begin

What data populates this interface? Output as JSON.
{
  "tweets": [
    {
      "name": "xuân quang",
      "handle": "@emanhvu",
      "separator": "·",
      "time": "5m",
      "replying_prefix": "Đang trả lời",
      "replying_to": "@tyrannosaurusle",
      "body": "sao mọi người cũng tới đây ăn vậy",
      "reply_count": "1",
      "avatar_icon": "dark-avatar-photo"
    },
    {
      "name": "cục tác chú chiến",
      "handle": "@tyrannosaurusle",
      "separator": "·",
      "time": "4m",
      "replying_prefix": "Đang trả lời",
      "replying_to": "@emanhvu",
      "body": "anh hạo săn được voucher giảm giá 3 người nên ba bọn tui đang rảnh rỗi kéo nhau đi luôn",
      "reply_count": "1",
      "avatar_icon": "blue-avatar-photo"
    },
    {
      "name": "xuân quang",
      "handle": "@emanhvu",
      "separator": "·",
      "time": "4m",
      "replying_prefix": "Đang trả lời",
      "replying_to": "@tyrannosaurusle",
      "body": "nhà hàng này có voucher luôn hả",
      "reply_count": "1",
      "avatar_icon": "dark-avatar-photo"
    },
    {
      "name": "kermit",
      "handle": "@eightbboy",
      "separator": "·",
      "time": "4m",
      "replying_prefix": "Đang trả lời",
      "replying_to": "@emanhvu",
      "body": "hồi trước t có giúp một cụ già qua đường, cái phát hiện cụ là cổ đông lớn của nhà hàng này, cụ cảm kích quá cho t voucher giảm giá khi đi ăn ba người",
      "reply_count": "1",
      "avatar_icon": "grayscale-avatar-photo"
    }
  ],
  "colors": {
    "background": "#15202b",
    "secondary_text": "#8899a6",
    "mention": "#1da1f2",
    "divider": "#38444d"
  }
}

end

# [SHORT PROBLEM]
Quote the data above in full, changing nothing.

# [THE REPLY]
What data populates this interface? Output as JSON.
{
  "tweets": [
    {
      "name": "xuân quang",
      "handle": "@emanhvu",
      "separator": "·",
      "time": "5m",
      "replying_prefix": "Đang trả lời",
      "replying_to": "@tyrannosaurusle",
      "body": "sao mọi người cũng tới đây ăn vậy",
      "reply_count": "1",
      "avatar_icon": "dark-avatar-photo"
    },
    {
      "name": "cục tác chú chiến",
      "handle": "@tyrannosaurusle",
      "separator": "·",
      "time": "4m",
      "replying_prefix": "Đang trả lời",
      "replying_to": "@emanhvu",
      "body": "anh hạo săn được voucher giảm giá 3 người nên ba bọn tui đang rảnh rỗi kéo nhau đi luôn",
      "reply_count": "1",
      "avatar_icon": "blue-avatar-photo"
    },
    {
      "name": "xuân quang",
      "handle": "@emanhvu",
      "separator": "·",
      "time": "4m",
      "replying_prefix": "Đang trả lời",
      "replying_to": "@tyrannosaurusle",
      "body": "nhà hàng này có voucher luôn hả",
      "reply_count": "1",
      "avatar_icon": "dark-avatar-photo"
    },
    {
      "name": "kermit",
      "handle": "@eightbboy",
      "separator": "·",
      "time": "4m",
      "replying_prefix": "Đang trả lời",
      "replying_to": "@emanhvu",
      "body": "hồi trước t có giúp một cụ già qua đường, cái phát hiện cụ là cổ đông lớn của nhà hàng này, cụ cảm kích quá cho t voucher giảm giá khi đi ăn ba người",
      "reply_count": "1",
      "avatar_icon": "grayscale-avatar-photo"
    }
  ],
  "colors": {
    "background": "#15202b",
    "secondary_text": "#8899a6",
    "mention": "#1da1f2",
    "divider": "#38444d"
  }
}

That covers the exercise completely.